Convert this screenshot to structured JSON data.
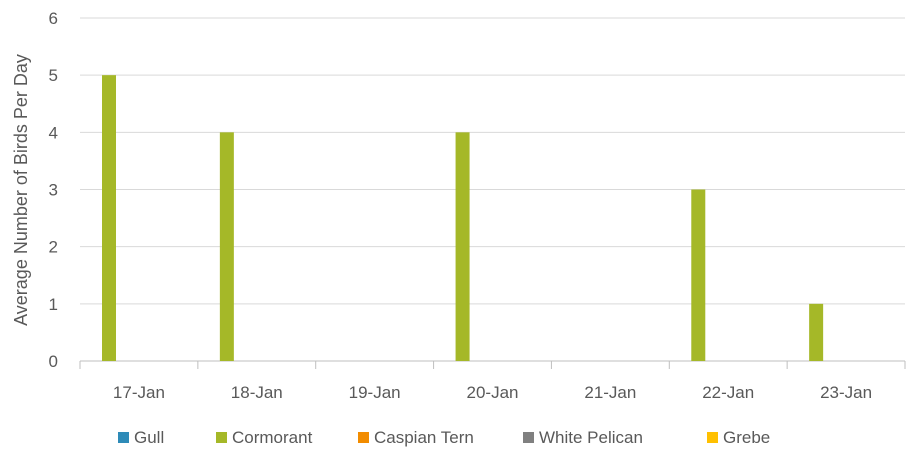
{
  "chart_data": {
    "type": "bar",
    "ylabel": "Average Number of Birds Per Day",
    "ylim": [
      0,
      6
    ],
    "yticks": [
      "0",
      "1",
      "2",
      "3",
      "4",
      "5",
      "6"
    ],
    "categories": [
      "17-Jan",
      "18-Jan",
      "19-Jan",
      "20-Jan",
      "21-Jan",
      "22-Jan",
      "23-Jan"
    ],
    "series": [
      {
        "name": "Gull",
        "color": "#2e8bb8",
        "values": [
          0,
          0,
          0,
          0,
          0,
          0,
          0
        ]
      },
      {
        "name": "Cormorant",
        "color": "#a5b828",
        "values": [
          5,
          4,
          0,
          4,
          0,
          3,
          1
        ]
      },
      {
        "name": "Caspian Tern",
        "color": "#f28c00",
        "values": [
          0,
          0,
          0,
          0,
          0,
          0,
          0
        ]
      },
      {
        "name": "White Pelican",
        "color": "#808080",
        "values": [
          0,
          0,
          0,
          0,
          0,
          0,
          0
        ]
      },
      {
        "name": "Grebe",
        "color": "#ffc000",
        "values": [
          0,
          0,
          0,
          0,
          0,
          0,
          0
        ]
      }
    ],
    "grid": true,
    "legend_position": "bottom"
  }
}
• • • •
Pictures are not part of the copy; reproduce everything else in the records exactly.

[RESULT]
Convert this screenshot to structured JSON data.
{
  "chart_data": {
    "type": "bar",
    "ylabel": "Average Number of Birds Per Day",
    "ylim": [
      0,
      6
    ],
    "yticks": [
      "0",
      "1",
      "2",
      "3",
      "4",
      "5",
      "6"
    ],
    "categories": [
      "17-Jan",
      "18-Jan",
      "19-Jan",
      "20-Jan",
      "21-Jan",
      "22-Jan",
      "23-Jan"
    ],
    "series": [
      {
        "name": "Gull",
        "color": "#2e8bb8",
        "values": [
          0,
          0,
          0,
          0,
          0,
          0,
          0
        ]
      },
      {
        "name": "Cormorant",
        "color": "#a5b828",
        "values": [
          5,
          4,
          0,
          4,
          0,
          3,
          1
        ]
      },
      {
        "name": "Caspian Tern",
        "color": "#f28c00",
        "values": [
          0,
          0,
          0,
          0,
          0,
          0,
          0
        ]
      },
      {
        "name": "White Pelican",
        "color": "#808080",
        "values": [
          0,
          0,
          0,
          0,
          0,
          0,
          0
        ]
      },
      {
        "name": "Grebe",
        "color": "#ffc000",
        "values": [
          0,
          0,
          0,
          0,
          0,
          0,
          0
        ]
      }
    ],
    "grid": true,
    "legend_position": "bottom"
  }
}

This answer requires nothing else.